### SET EXERCISE
Rewrite the stretch of the listing from the line that contains "references-heading: REFERENCES —" through the line that contains "entry-head — [392, 626, 823, 643]", changing "MASTER" to "EXPERT" and leaving everything else as it is.
######
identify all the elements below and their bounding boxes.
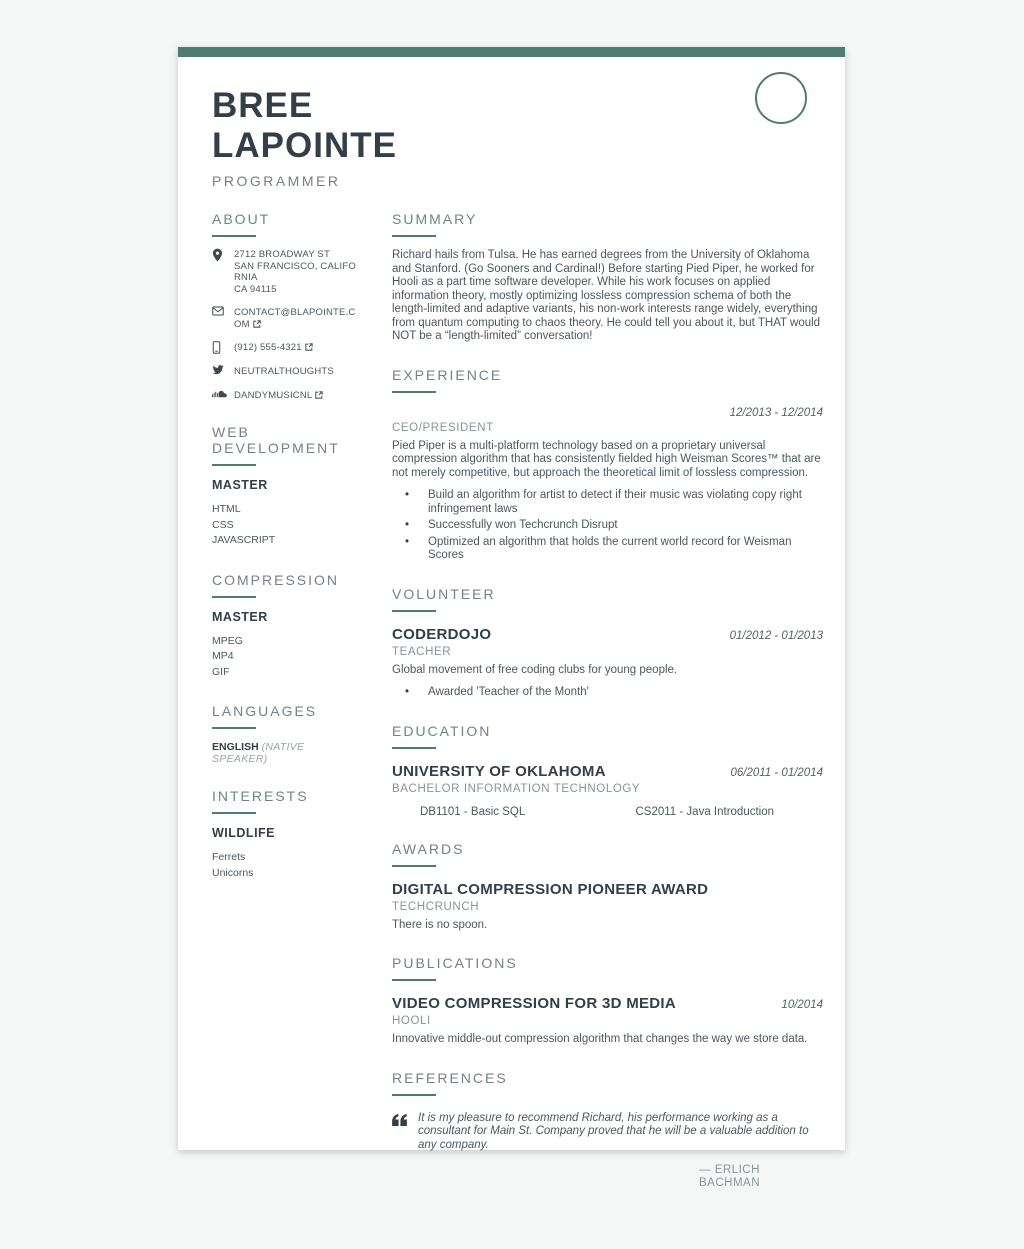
references-heading: REFERENCES — [392, 1070, 823, 1096]
interests-heading: INTERESTS — [212, 788, 362, 814]
skill-level: MASTER — [212, 609, 268, 624]
entry-subtitle: CEO/PRESIDENT — [392, 421, 494, 434]
entry-description: Innovative middle-out compression algorithm that changes the way we store data. — [392, 1033, 808, 1045]
entry-title: CODERDOJO — [392, 625, 492, 643]
section-references — [392, 1070, 823, 1191]
bullet-item: • Build an algorithm for artist to detect if their music was violating copy right infringement laws — [428, 489, 823, 516]
language-name: ENGLISH — [212, 741, 259, 753]
skill-item: MPEG — [212, 634, 243, 647]
entry-bullets — [392, 686, 823, 700]
email-row[interactable] — [212, 307, 362, 330]
awards-heading: AWARDS — [392, 841, 823, 867]
envelope-icon — [212, 306, 226, 316]
course-list — [392, 806, 823, 818]
section-languages — [212, 703, 362, 765]
address-text — [234, 249, 362, 295]
entry-date: 12/2013 - 12/2014 — [729, 406, 823, 419]
skill-group-heading: COMPRESSION — [212, 572, 362, 598]
entry-description: Pied Piper is a multi-platform technology based on a proprietary universal compression algorithm that has consistently fielded high Weisman Scores™ that are not merely competitive, but approach the theoretical limit of lossless compression. — [392, 439, 821, 479]
course-item: DB1101 - Basic SQL — [420, 805, 526, 818]
last-name: LAPOINTE — [212, 126, 397, 165]
section-education — [392, 723, 823, 818]
entry-date: 01/2012 - 01/2013 — [729, 629, 823, 642]
content-columns — [178, 211, 845, 1213]
location-pin-icon — [212, 248, 226, 262]
first-name: BREE — [212, 86, 314, 125]
section-summary — [392, 211, 823, 344]
reference-quote — [392, 1112, 823, 1153]
entry-head — [392, 626, 823, 643]
skill-item: CSS — [212, 518, 234, 531]
resume-header — [178, 57, 845, 189]
entry-title: DIGITAL COMPRESSION PIONEER AWARD — [392, 880, 709, 898]
skill-item: GIF — [212, 665, 230, 678]
entry-description: There is no spoon. — [392, 918, 488, 931]
address-line: 2712 BROADWAY ST — [234, 249, 330, 260]
course-item: CS2011 - Java Introduction — [635, 805, 775, 818]
experience-heading: EXPERIENCE — [392, 367, 823, 393]
bullet-item: • Awarded 'Teacher of the Month' — [428, 686, 823, 700]
entry-date: 10/2014 — [781, 999, 823, 1011]
twitter-row — [212, 366, 362, 378]
publication-entry — [392, 995, 823, 1047]
address-line: CA 94115 — [234, 283, 277, 295]
entry-title: UNIVERSITY OF OKLAHOMA — [392, 762, 606, 780]
avatar — [755, 72, 807, 124]
experience-entry — [392, 407, 823, 563]
entry-head — [392, 763, 823, 780]
award-entry — [392, 881, 823, 933]
summary-heading: SUMMARY — [392, 211, 823, 237]
sidebar — [212, 211, 362, 1213]
phone-row[interactable] — [212, 342, 362, 354]
twitter-bird-icon — [212, 365, 226, 375]
double-quote-icon — [392, 1114, 409, 1153]
entry-head — [392, 995, 823, 1012]
interest-item: Ferrets — [212, 851, 246, 863]
entry-subtitle: TECHCRUNCH — [392, 900, 480, 913]
quote-text: It is my pleasure to recommend Richard, his performance working as a consultant for Main St. Company proved that he will be a valuable addition to any company. — [418, 1111, 809, 1151]
education-heading: EDUCATION — [392, 723, 823, 749]
interest-category: WILDLIFE — [212, 826, 276, 840]
mobile-phone-icon — [212, 341, 226, 354]
language-note: (NATIVE SPEAKER) — [212, 741, 305, 765]
job-title: PROGRAMMER — [212, 173, 341, 189]
external-link-icon — [305, 343, 313, 351]
quote-attribution: — ERLICH BACHMAN — [699, 1164, 761, 1189]
languages-heading: LANGUAGES — [212, 703, 362, 729]
entry-title: VIDEO COMPRESSION FOR 3D MEDIA — [392, 995, 677, 1012]
external-link-icon — [315, 391, 323, 399]
main-column — [392, 211, 823, 1213]
education-entry — [392, 763, 823, 818]
phone-text[interactable]: (912) 555-4321 — [234, 342, 313, 354]
about-heading: ABOUT — [212, 211, 362, 237]
entry-subtitle: HOOLI — [392, 1015, 431, 1027]
soundcloud-row[interactable] — [212, 390, 362, 402]
email-text[interactable]: CONTACT@BLAPOINTE.COM — [234, 307, 356, 330]
skill-item: MP4 — [212, 650, 234, 662]
interest-item: Unicorns — [212, 866, 254, 879]
bullet-item: • Optimized an algorithm that holds the current world record for Weisman Scores — [428, 536, 823, 563]
skill-level: MASTER — [212, 478, 268, 492]
entry-bullets — [392, 489, 823, 563]
section-experience — [392, 367, 823, 563]
soundcloud-handle[interactable]: DANDYMUSICNL — [234, 390, 323, 402]
entry-date: 06/2011 - 01/2014 — [730, 766, 823, 779]
skill-group-heading: WEB DEVELOPMENT — [212, 424, 362, 466]
address-row — [212, 249, 362, 295]
section-about — [212, 211, 362, 401]
entry-head — [392, 407, 823, 419]
section-volunteer — [392, 586, 823, 700]
entry-subtitle: TEACHER — [392, 645, 452, 658]
resume-page — [178, 47, 845, 1189]
bullet-item: • Successfully won Techcrunch Disrupt — [428, 519, 823, 533]
section-awards — [392, 841, 823, 933]
external-link-icon — [253, 320, 261, 328]
twitter-handle: NEUTRALTHOUGHTS — [234, 366, 334, 377]
skill-item: JAVASCRIPT — [212, 534, 276, 546]
publications-heading: PUBLICATIONS — [392, 955, 823, 981]
section-interests — [212, 788, 362, 881]
accent-topbar — [178, 47, 845, 57]
skill-item: HTML — [212, 503, 241, 515]
section-skills-web-development — [212, 424, 362, 549]
language-line — [212, 741, 362, 765]
volunteer-heading: VOLUNTEER — [392, 586, 823, 612]
soundcloud-icon — [212, 389, 226, 398]
address-line: SAN FRANCISCO, CALIFORNIA — [234, 260, 356, 283]
section-skills-compression — [212, 572, 362, 681]
volunteer-entry — [392, 626, 823, 700]
entry-head — [392, 881, 823, 898]
entry-description: Global movement of free coding clubs for young people. — [392, 663, 678, 676]
section-publications — [392, 955, 823, 1047]
summary-text: Richard hails from Tulsa. He has earned degrees from the University of Oklahoma and Stanford. (Go Sooners and Cardinal!) Before starting Pied Piper, he worked for Hooli as a part time software developer. While his work focuses on applied information theory, mostly optimizing lossless compression schema of both the length-limited and adaptive variants, his non-work interests range widely, everything from quantum computing to chaos theory. He could tell you about it, but THAT would NOT be a “length-limited” conversation! — [392, 249, 821, 342]
person-name — [212, 86, 823, 166]
entry-subtitle: BACHELOR INFORMATION TECHNOLOGY — [392, 782, 641, 795]
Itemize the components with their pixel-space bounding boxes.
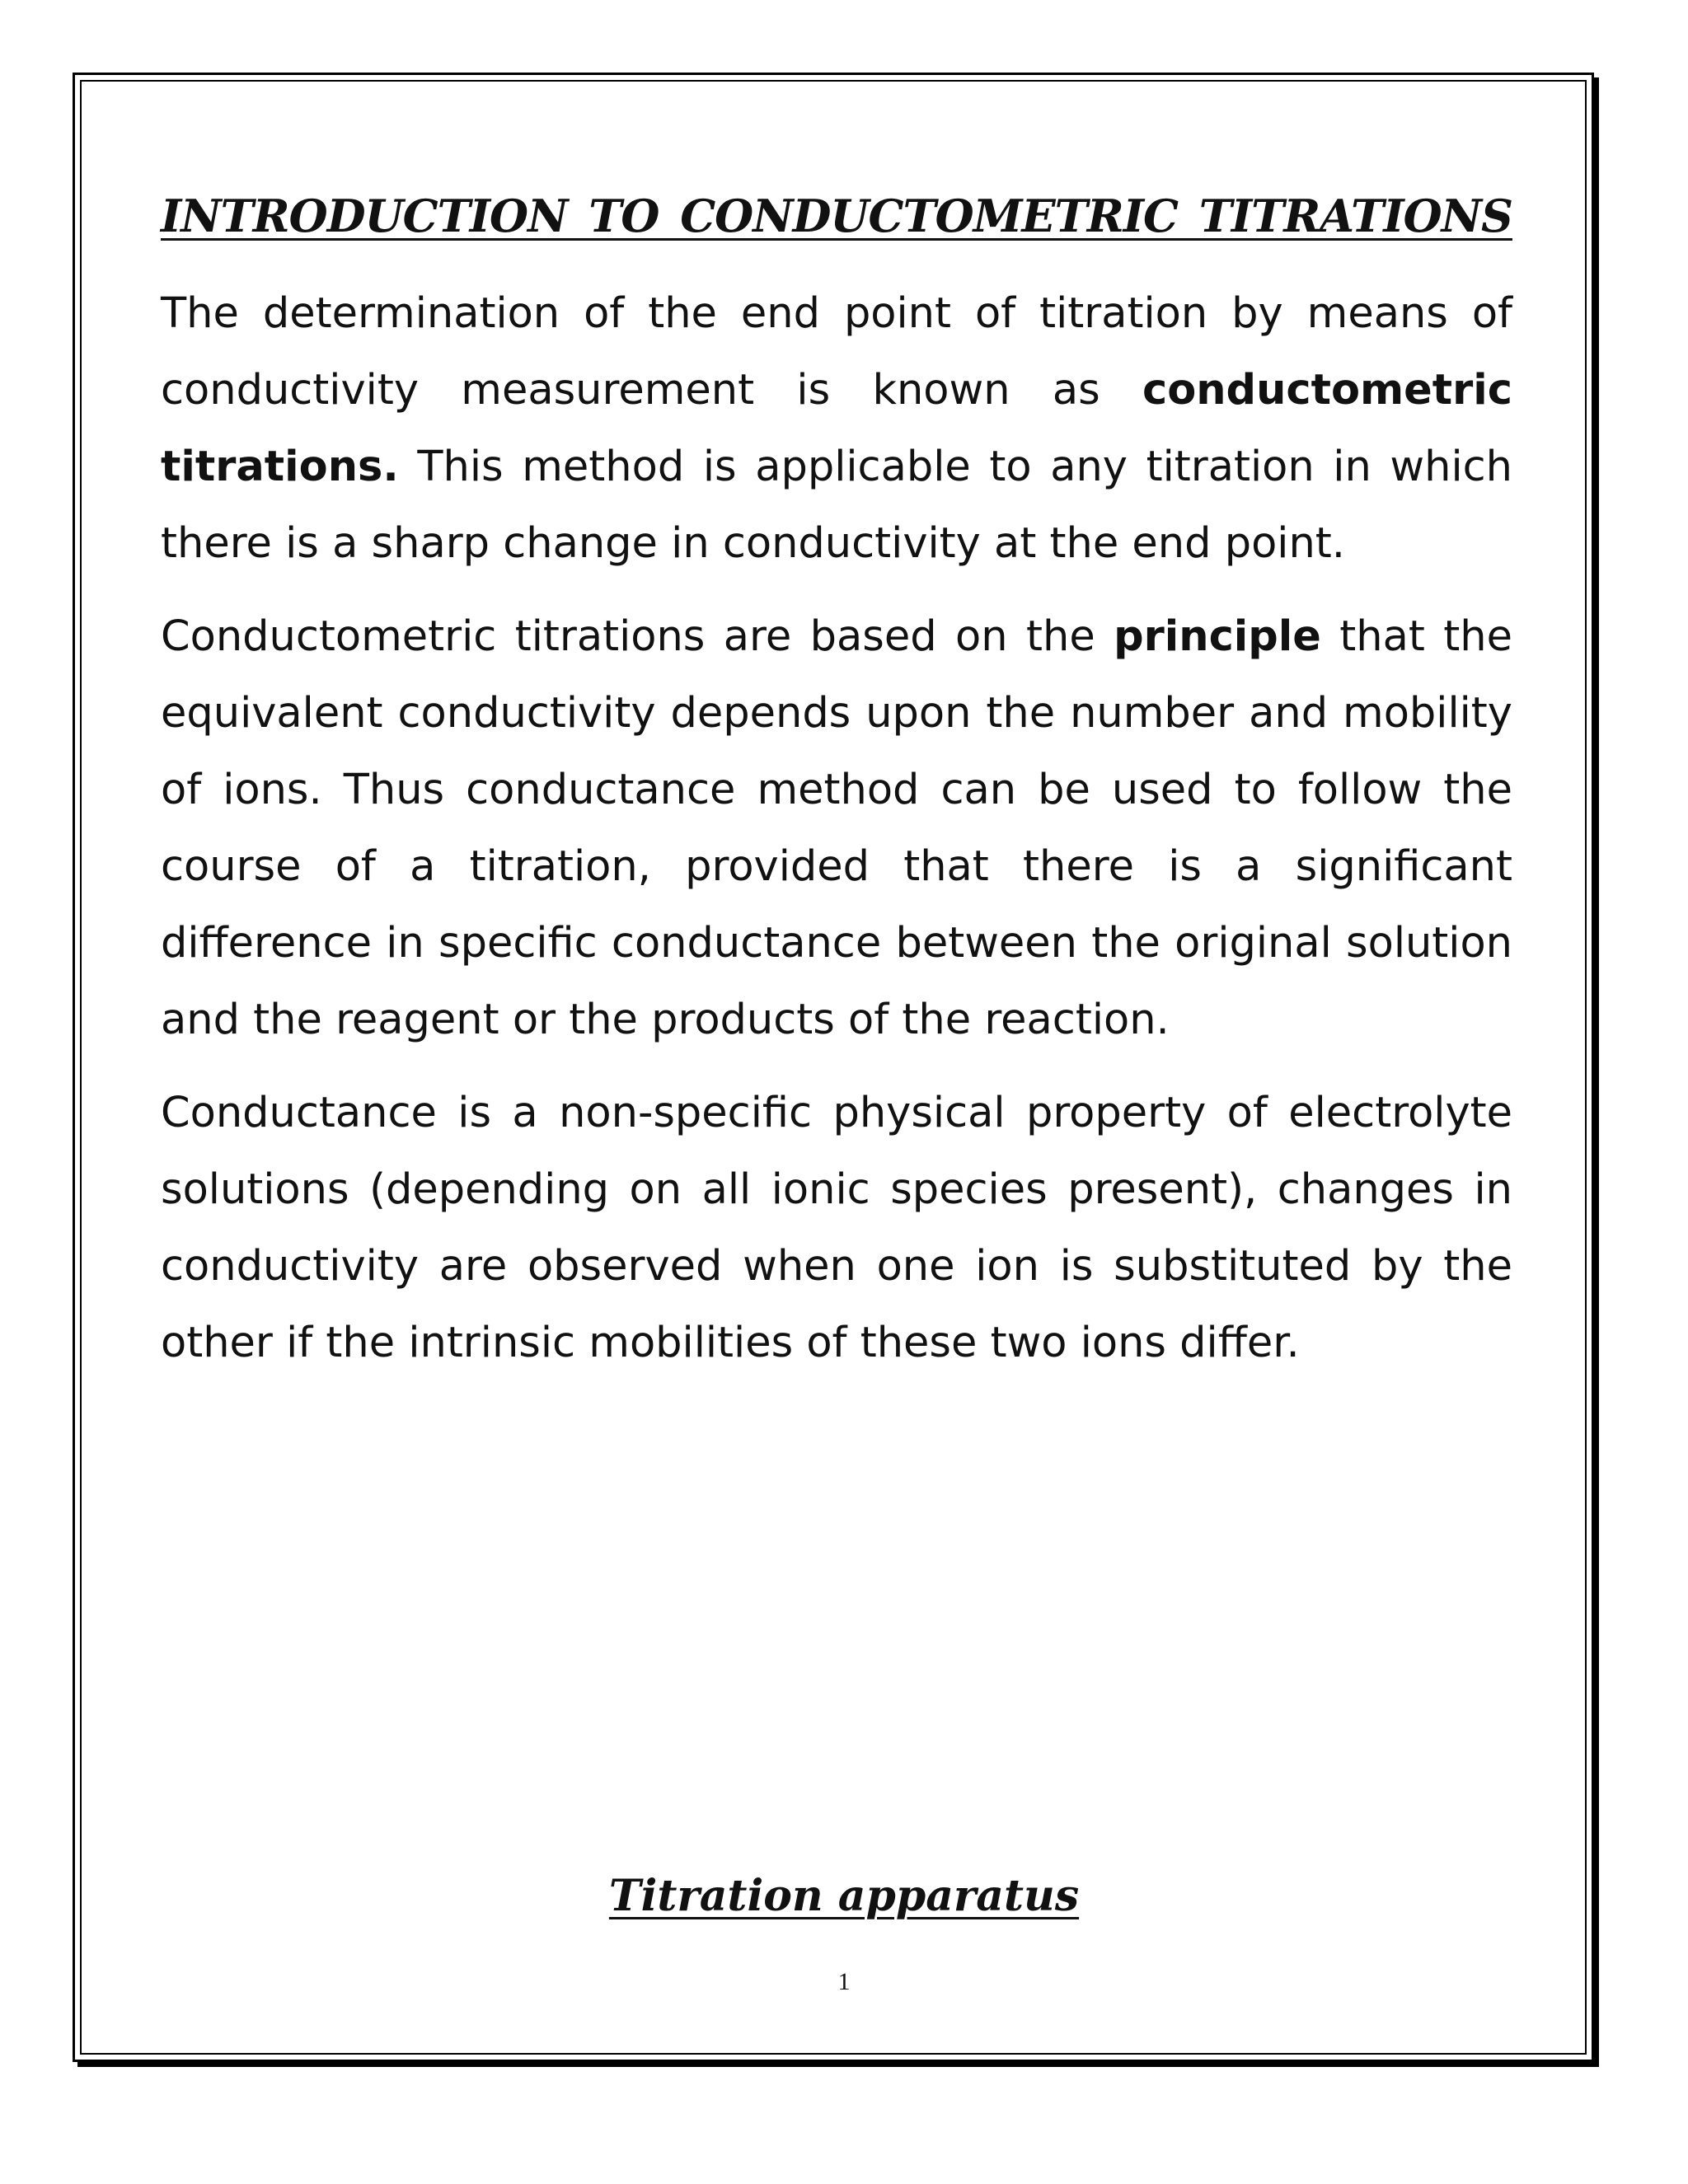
document-body — [161, 190, 1512, 1398]
document-title: INTRODUCTION TO CONDUCTOMETRIC TITRATIONS — [161, 190, 1512, 242]
paragraph-principle-text-1: Conductometric titrations are based on the — [161, 612, 1114, 661]
paragraph-principle — [161, 598, 1512, 1058]
paragraph-definition-text-1: The determination of the end point of titration by means of conductivity measurement is known as — [161, 289, 1512, 415]
paragraph-conductance: Conductance is a non-specific physical property of electrolyte solutions (depending on all ionic species present), changes in conductivity are observed when one ion is substituted by the other if the intrinsic mobilities of these two ions differ. — [161, 1089, 1512, 1367]
paragraph-definition-text-2: This method is applicable to any titration in which there is a sharp change in conductivity at the end point. — [161, 443, 1512, 568]
paragraph-definition — [161, 275, 1512, 582]
paragraph-principle-text-2: that the equivalent conductivity depends upon the number and mobility of ions. Thus conductance method can be used to follow the course of a titration, provided that there is a significant difference in specific conductance between the original solution and the reagent or the products of the reaction. — [161, 612, 1512, 1044]
section-subtitle: Titration apparatus — [608, 1871, 1080, 1921]
paragraph-principle-bold: principle — [1114, 612, 1321, 661]
paragraph-definition-bold: conductometric titrations. — [161, 366, 1512, 491]
page-number: 1 — [837, 1968, 851, 1995]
######
### PROBLEM SOLUTION
references-heading: REFERENCES — [392, 1070, 823, 1096]
interests-heading: INTERESTS — [212, 788, 362, 814]
skill-level: EXPERT — [212, 609, 268, 624]
entry-subtitle: CEO/PRESIDENT — [392, 421, 494, 434]
entry-description: Innovative middle-out compression algorithm that changes the way we store data. — [392, 1033, 808, 1045]
entry-title: CODERDOJO — [392, 625, 492, 643]
section-references — [392, 1070, 823, 1191]
bullet-item: • Build an algorithm for artist to detect if their music was violating copy right infringement laws — [428, 489, 823, 516]
language-name: ENGLISH — [212, 741, 259, 753]
skill-item: MPEG — [212, 634, 243, 647]
entry-bullets — [392, 686, 823, 700]
email-row[interactable] — [212, 307, 362, 330]
awards-heading: AWARDS — [392, 841, 823, 867]
envelope-icon — [212, 306, 226, 316]
course-list — [392, 806, 823, 818]
section-languages — [212, 703, 362, 765]
address-text — [234, 249, 362, 295]
entry-date: 12/2013 - 12/2014 — [729, 406, 823, 419]
skill-group-heading: COMPRESSION — [212, 572, 362, 598]
entry-description: Pied Piper is a multi-platform technology based on a proprietary universal compression algorithm that has consistently fielded high Weisman Scores™ that are not merely competitive, but approach the theoretical limit of lossless compression. — [392, 439, 821, 479]
course-item: DB1101 - Basic SQL — [420, 805, 526, 818]
last-name: LAPOINTE — [212, 126, 397, 165]
section-education — [392, 723, 823, 818]
entry-date: 01/2012 - 01/2013 — [729, 629, 823, 642]
content-columns — [178, 211, 845, 1213]
location-pin-icon — [212, 248, 226, 262]
first-name: BREE — [212, 86, 314, 125]
section-summary — [392, 211, 823, 344]
reference-quote — [392, 1112, 823, 1153]
entry-head — [392, 626, 823, 643]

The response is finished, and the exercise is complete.